----- Provided records

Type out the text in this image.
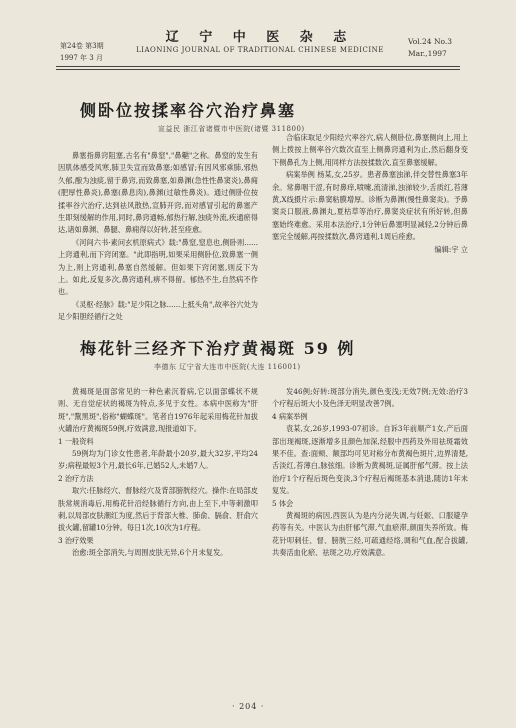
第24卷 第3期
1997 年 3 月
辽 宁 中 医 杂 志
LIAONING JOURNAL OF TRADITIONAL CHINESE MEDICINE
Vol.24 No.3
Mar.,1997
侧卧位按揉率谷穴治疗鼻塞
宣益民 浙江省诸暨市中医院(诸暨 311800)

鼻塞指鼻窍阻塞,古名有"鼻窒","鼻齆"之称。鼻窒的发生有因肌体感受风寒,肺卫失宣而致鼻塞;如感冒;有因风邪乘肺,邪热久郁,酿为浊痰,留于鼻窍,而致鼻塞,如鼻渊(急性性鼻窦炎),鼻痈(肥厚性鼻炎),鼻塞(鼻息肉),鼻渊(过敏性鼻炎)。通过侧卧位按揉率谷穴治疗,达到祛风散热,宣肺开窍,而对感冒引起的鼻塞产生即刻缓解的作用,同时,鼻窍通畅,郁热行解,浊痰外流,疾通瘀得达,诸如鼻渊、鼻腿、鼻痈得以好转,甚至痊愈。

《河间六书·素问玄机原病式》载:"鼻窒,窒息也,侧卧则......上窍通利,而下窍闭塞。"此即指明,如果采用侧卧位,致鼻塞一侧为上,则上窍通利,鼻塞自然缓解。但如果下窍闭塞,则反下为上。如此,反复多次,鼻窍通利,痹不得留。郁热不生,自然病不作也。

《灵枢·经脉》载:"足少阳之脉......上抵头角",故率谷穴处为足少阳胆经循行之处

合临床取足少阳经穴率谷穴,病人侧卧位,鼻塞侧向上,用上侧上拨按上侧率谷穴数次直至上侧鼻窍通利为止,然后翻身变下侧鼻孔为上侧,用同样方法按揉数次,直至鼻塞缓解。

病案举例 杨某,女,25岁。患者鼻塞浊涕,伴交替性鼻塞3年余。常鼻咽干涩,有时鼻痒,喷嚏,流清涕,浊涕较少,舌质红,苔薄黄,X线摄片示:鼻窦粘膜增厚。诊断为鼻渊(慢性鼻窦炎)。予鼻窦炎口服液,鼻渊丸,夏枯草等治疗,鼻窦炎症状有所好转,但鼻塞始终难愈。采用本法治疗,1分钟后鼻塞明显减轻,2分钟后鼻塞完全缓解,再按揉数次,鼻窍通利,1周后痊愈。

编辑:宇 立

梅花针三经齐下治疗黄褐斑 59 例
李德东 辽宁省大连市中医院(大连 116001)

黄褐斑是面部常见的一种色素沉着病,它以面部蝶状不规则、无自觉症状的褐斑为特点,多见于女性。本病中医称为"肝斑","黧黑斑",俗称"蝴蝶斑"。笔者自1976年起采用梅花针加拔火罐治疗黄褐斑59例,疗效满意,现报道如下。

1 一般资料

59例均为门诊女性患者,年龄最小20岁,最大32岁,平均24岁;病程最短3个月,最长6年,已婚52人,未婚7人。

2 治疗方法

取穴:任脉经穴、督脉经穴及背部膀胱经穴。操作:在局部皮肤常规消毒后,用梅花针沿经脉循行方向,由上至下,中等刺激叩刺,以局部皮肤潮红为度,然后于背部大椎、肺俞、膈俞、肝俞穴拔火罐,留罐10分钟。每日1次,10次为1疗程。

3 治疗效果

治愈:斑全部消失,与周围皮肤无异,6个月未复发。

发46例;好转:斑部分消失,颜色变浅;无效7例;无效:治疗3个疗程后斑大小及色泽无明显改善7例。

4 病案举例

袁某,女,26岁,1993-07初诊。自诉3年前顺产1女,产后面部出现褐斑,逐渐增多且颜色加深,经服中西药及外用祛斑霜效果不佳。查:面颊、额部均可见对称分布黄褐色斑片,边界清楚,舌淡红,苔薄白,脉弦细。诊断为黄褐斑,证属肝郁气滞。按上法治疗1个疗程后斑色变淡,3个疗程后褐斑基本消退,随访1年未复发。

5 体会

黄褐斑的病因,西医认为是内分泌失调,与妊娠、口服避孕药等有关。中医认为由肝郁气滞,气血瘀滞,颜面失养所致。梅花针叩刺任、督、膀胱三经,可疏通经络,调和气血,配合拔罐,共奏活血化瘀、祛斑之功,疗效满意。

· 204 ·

----------
----- Provided records

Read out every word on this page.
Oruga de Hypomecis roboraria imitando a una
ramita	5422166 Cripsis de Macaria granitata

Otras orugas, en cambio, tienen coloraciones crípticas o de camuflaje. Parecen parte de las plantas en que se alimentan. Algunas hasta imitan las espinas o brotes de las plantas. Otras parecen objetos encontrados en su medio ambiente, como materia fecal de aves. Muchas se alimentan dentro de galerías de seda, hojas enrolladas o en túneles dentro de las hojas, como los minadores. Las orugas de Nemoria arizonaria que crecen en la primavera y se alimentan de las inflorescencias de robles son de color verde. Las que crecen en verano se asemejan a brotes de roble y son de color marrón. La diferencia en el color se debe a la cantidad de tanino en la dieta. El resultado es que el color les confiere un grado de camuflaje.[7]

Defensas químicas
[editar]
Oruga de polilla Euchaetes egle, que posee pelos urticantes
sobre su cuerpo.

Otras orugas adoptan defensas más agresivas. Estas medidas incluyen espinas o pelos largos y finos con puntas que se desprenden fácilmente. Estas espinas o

----------

## Your instructions
Report all lines of the material that contain the word "pelos".

## Correct response
Oruga de polilla Euchaetes egle, que posee pelos urticantes
Otras orugas adoptan defensas más agresivas. Estas medidas incluyen espinas o pelos largos y finos con puntas que se desprenden fácilmente. Estas espinas o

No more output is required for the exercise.